■ The exercise ■
Set down every entry again word for word, please, but skip the pictures.

■ Listed entries ■
----

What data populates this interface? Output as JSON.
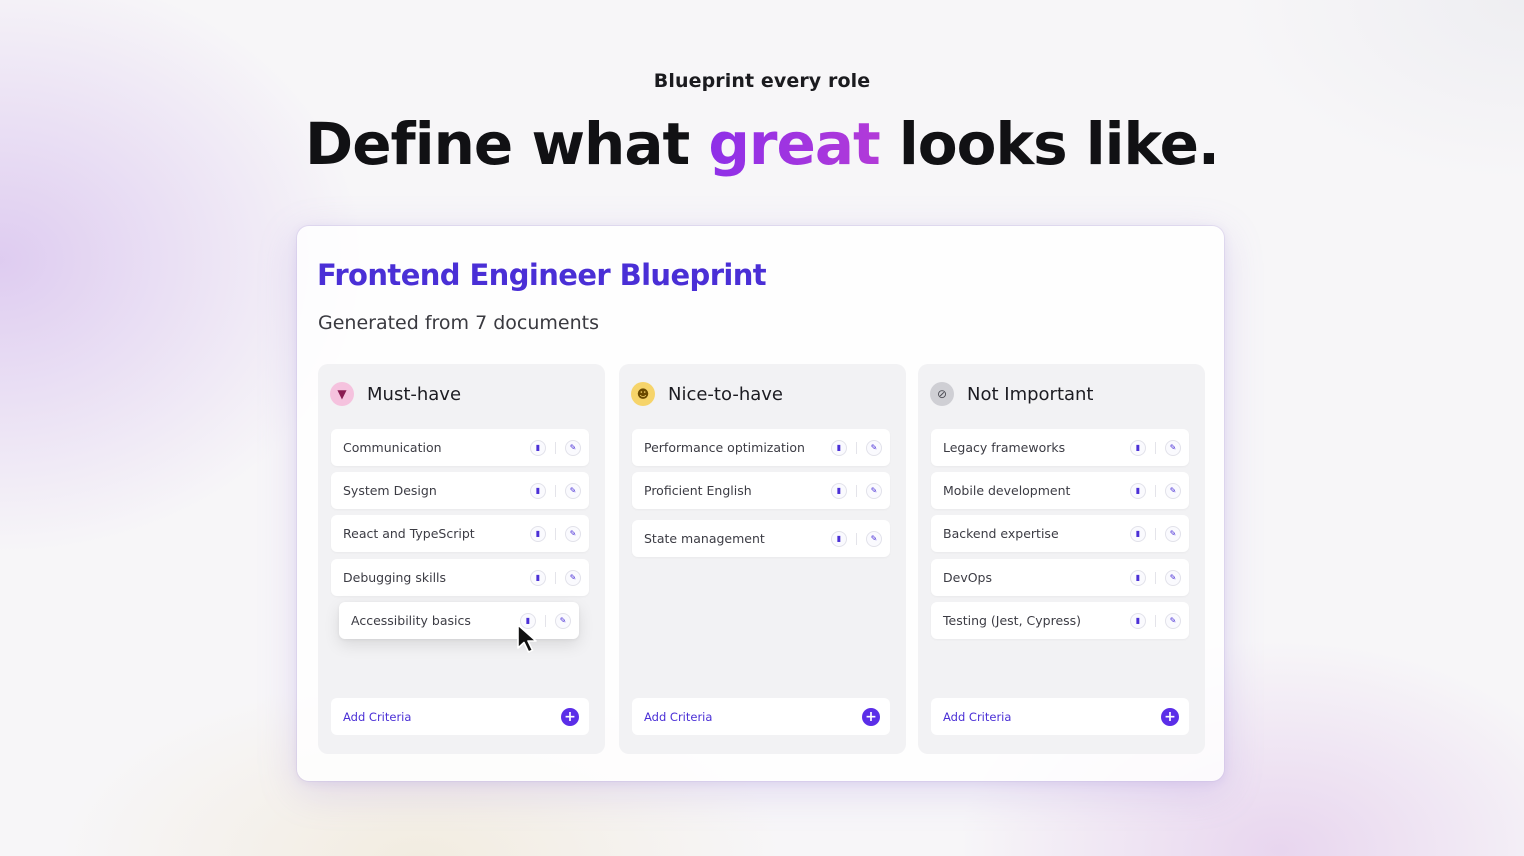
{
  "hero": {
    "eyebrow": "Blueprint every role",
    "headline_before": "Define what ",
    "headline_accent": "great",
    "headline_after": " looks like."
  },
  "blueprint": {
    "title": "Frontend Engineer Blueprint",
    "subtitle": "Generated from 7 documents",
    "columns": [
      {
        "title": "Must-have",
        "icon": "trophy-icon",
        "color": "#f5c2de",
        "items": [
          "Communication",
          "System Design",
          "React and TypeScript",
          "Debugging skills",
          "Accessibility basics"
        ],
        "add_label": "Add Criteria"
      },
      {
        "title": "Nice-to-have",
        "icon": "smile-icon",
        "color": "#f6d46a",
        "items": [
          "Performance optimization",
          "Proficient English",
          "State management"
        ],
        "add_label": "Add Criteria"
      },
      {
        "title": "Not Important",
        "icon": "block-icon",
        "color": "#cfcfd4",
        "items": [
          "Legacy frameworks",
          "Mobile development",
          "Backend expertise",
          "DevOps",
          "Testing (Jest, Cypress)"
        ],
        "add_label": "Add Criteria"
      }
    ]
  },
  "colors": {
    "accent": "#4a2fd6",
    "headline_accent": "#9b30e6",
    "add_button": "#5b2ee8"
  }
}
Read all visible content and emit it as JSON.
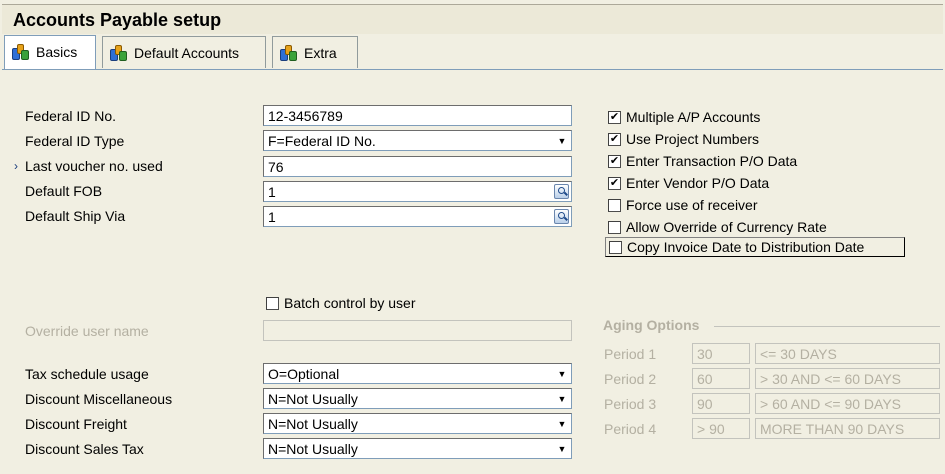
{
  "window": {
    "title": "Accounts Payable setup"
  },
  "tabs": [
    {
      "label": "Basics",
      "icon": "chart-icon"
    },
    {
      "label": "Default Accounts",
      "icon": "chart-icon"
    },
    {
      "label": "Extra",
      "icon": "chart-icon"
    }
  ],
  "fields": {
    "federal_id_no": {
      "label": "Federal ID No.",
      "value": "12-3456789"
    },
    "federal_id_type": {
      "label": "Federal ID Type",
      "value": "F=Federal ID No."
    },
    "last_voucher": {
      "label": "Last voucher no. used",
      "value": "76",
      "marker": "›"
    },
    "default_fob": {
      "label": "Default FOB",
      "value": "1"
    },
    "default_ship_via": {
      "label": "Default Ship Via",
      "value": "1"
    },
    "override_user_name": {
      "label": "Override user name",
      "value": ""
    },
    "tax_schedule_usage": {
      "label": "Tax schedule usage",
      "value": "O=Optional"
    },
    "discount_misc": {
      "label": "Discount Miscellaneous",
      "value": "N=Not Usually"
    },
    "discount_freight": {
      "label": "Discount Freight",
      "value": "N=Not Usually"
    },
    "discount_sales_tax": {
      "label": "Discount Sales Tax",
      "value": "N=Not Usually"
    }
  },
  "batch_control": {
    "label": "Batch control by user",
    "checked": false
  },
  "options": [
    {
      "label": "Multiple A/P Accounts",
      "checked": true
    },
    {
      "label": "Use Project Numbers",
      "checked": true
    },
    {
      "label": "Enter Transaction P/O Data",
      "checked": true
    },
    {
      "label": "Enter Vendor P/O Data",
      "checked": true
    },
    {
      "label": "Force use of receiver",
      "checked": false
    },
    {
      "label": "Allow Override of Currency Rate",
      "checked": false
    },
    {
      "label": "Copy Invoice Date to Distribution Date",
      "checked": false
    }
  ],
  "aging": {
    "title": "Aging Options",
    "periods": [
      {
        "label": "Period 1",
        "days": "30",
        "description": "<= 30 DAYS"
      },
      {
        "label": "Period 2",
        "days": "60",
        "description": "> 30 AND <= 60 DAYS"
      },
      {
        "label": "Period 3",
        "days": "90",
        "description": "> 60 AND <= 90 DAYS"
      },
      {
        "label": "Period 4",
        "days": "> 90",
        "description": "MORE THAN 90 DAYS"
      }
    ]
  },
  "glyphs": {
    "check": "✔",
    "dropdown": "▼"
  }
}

----

■ Written solution ■
What data populates this interface? Output as JSON.
{
  "hero": {
    "eyebrow": "Blueprint every role",
    "headline_before": "Define what ",
    "headline_accent": "great",
    "headline_after": " looks like."
  },
  "blueprint": {
    "title": "Frontend Engineer Blueprint",
    "subtitle": "Generated from 7 documents",
    "columns": [
      {
        "title": "Must-have",
        "icon": "trophy-icon",
        "color": "#f5c2de",
        "items": [
          "Communication",
          "System Design",
          "React and TypeScript",
          "Debugging skills",
          "Accessibility basics"
        ],
        "add_label": "Add Criteria"
      },
      {
        "title": "Nice-to-have",
        "icon": "smile-icon",
        "color": "#f6d46a",
        "items": [
          "Performance optimization",
          "Proficient English",
          "State management"
        ],
        "add_label": "Add Criteria"
      },
      {
        "title": "Not Important",
        "icon": "block-icon",
        "color": "#cfcfd4",
        "items": [
          "Legacy frameworks",
          "Mobile development",
          "Backend expertise",
          "DevOps",
          "Testing (Jest, Cypress)"
        ],
        "add_label": "Add Criteria"
      }
    ]
  },
  "colors": {
    "accent": "#4a2fd6",
    "headline_accent": "#9b30e6",
    "add_button": "#5b2ee8"
  }
}
Read all visible content and emit it as JSON.
{
  "window": {
    "title": "Accounts Payable setup"
  },
  "tabs": [
    {
      "label": "Basics",
      "icon": "chart-icon"
    },
    {
      "label": "Default Accounts",
      "icon": "chart-icon"
    },
    {
      "label": "Extra",
      "icon": "chart-icon"
    }
  ],
  "fields": {
    "federal_id_no": {
      "label": "Federal ID No.",
      "value": "12-3456789"
    },
    "federal_id_type": {
      "label": "Federal ID Type",
      "value": "F=Federal ID No."
    },
    "last_voucher": {
      "label": "Last voucher no. used",
      "value": "76",
      "marker": "›"
    },
    "default_fob": {
      "label": "Default FOB",
      "value": "1"
    },
    "default_ship_via": {
      "label": "Default Ship Via",
      "value": "1"
    },
    "override_user_name": {
      "label": "Override user name",
      "value": ""
    },
    "tax_schedule_usage": {
      "label": "Tax schedule usage",
      "value": "O=Optional"
    },
    "discount_misc": {
      "label": "Discount Miscellaneous",
      "value": "N=Not Usually"
    },
    "discount_freight": {
      "label": "Discount Freight",
      "value": "N=Not Usually"
    },
    "discount_sales_tax": {
      "label": "Discount Sales Tax",
      "value": "N=Not Usually"
    }
  },
  "batch_control": {
    "label": "Batch control by user",
    "checked": false
  },
  "options": [
    {
      "label": "Multiple A/P Accounts",
      "checked": true
    },
    {
      "label": "Use Project Numbers",
      "checked": true
    },
    {
      "label": "Enter Transaction P/O Data",
      "checked": true
    },
    {
      "label": "Enter Vendor P/O Data",
      "checked": true
    },
    {
      "label": "Force use of receiver",
      "checked": false
    },
    {
      "label": "Allow Override of Currency Rate",
      "checked": false
    },
    {
      "label": "Copy Invoice Date to Distribution Date",
      "checked": false
    }
  ],
  "aging": {
    "title": "Aging Options",
    "periods": [
      {
        "label": "Period 1",
        "days": "30",
        "description": "<= 30 DAYS"
      },
      {
        "label": "Period 2",
        "days": "60",
        "description": "> 30 AND <= 60 DAYS"
      },
      {
        "label": "Period 3",
        "days": "90",
        "description": "> 60 AND <= 90 DAYS"
      },
      {
        "label": "Period 4",
        "days": "> 90",
        "description": "MORE THAN 90 DAYS"
      }
    ]
  },
  "glyphs": {
    "check": "✔",
    "dropdown": "▼"
  }
}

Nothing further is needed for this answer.